WHAT TO DO
Every line below that contains "this" is to be copied.

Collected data
## BEGIN

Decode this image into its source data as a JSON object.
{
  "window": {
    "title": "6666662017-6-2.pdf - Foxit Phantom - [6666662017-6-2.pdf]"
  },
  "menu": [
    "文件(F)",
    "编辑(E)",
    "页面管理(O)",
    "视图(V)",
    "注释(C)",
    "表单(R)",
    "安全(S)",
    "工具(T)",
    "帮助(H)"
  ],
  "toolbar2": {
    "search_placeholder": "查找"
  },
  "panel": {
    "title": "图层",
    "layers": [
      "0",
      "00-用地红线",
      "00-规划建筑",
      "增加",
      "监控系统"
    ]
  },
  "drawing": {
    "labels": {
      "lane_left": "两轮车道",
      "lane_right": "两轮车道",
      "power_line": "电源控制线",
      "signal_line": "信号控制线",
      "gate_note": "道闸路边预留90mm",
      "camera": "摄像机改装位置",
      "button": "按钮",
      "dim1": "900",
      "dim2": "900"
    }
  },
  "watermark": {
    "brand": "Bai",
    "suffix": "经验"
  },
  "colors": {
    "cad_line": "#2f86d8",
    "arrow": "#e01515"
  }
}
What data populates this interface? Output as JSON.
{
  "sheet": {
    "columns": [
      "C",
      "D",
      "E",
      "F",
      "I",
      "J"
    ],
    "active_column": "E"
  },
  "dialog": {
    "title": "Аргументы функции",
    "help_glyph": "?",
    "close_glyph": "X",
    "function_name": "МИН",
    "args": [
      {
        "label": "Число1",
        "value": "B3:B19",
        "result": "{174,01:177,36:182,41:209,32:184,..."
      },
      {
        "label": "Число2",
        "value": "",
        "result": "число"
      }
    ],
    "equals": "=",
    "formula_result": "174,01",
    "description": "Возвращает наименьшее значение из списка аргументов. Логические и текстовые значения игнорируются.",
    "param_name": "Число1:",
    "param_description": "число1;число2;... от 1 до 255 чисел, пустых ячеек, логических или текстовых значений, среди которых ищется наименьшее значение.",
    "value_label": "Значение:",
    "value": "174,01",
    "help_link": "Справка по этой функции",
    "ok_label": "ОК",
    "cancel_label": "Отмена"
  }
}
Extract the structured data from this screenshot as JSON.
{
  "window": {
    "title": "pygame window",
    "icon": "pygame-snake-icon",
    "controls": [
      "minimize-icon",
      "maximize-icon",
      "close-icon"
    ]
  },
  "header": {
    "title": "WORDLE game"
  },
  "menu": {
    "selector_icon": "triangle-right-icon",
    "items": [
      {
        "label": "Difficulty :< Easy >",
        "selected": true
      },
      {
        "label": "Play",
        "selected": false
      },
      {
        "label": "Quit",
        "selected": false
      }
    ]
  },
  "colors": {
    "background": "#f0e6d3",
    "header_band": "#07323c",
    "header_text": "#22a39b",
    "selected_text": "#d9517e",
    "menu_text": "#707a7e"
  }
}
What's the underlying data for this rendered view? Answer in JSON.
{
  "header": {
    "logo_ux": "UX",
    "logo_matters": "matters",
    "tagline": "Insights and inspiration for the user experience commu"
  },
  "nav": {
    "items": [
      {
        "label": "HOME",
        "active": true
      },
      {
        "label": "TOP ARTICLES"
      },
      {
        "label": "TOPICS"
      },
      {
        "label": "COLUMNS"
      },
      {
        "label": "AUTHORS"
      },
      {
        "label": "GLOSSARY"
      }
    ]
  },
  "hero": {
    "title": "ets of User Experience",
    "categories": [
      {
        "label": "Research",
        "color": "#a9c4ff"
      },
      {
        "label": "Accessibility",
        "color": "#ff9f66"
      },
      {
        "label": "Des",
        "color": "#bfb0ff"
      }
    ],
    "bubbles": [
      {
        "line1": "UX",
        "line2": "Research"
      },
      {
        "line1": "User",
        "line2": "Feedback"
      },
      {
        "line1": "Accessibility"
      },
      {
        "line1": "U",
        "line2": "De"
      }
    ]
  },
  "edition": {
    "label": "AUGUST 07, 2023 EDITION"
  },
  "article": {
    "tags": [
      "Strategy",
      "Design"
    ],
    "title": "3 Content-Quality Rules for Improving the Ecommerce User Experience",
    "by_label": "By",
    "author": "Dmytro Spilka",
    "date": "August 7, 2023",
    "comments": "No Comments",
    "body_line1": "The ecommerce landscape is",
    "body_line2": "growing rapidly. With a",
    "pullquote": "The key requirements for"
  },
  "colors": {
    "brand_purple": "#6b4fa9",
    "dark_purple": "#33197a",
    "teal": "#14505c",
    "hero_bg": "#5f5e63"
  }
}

## END

IN RESPONSE
Decode this image into its source data as a JSON object.
What data populates this interface? Output as JSON.
Extract the structured data from this screenshot as JSON.
What's the underlying data for this rendered view? Answer in JSON.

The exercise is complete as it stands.